### Written instruction
Below are some records. How many of their lines contain the string "screenshot"? Give the number only.

### Supplied records
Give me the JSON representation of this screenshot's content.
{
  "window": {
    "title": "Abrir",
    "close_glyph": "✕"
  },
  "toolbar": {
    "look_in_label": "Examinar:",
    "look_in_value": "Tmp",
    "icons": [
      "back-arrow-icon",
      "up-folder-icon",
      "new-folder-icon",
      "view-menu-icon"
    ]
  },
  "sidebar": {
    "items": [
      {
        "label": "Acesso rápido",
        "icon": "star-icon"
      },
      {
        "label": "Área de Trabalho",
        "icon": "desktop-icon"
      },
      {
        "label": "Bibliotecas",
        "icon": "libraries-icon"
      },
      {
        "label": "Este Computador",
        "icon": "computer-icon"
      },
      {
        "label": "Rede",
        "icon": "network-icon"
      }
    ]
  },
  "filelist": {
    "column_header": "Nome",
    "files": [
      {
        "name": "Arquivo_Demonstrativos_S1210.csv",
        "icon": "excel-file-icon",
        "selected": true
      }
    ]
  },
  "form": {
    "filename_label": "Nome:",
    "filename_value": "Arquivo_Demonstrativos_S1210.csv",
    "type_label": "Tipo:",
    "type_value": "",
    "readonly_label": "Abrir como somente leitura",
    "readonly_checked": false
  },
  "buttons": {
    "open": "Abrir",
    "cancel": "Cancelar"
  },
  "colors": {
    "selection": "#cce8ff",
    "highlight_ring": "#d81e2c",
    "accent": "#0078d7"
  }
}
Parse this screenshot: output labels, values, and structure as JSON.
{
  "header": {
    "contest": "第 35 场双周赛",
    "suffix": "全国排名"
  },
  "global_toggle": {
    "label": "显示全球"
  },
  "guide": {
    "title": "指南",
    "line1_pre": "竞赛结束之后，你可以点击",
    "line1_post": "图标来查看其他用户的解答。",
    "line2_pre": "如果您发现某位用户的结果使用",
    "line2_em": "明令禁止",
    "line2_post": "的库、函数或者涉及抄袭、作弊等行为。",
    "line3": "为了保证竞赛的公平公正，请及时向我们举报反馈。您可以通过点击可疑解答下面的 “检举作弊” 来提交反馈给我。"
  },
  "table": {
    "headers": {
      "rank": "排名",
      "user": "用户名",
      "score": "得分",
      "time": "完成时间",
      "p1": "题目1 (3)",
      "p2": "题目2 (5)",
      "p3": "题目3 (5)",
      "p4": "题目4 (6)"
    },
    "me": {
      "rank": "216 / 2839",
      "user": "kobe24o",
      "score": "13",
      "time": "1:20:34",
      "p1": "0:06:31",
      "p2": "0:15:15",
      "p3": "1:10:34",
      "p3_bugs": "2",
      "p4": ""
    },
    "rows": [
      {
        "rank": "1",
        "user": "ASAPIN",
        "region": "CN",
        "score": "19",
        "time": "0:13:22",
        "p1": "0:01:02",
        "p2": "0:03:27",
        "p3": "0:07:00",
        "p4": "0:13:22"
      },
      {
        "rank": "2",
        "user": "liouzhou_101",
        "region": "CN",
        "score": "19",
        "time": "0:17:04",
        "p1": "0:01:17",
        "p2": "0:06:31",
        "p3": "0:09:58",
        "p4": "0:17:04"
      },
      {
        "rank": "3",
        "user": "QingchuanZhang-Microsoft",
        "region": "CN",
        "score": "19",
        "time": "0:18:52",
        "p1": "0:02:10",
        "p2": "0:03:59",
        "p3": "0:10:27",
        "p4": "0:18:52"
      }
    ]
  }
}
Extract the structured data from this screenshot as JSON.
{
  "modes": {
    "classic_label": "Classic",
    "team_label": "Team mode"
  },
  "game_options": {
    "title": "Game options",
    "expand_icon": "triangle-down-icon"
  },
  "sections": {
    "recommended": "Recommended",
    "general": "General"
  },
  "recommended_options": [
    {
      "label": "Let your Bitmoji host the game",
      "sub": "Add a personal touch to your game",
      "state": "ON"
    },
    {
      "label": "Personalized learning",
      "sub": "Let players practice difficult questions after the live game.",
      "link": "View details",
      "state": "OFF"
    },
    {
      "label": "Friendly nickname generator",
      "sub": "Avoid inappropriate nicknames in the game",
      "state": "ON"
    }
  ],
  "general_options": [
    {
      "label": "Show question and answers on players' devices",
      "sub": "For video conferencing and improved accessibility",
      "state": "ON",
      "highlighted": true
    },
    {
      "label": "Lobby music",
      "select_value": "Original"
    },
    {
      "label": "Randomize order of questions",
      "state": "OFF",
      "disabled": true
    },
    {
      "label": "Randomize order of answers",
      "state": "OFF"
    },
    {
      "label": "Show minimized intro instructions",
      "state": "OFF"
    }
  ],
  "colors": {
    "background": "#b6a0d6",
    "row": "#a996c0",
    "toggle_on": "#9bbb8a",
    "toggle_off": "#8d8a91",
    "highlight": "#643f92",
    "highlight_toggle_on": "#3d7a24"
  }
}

### Final answer
3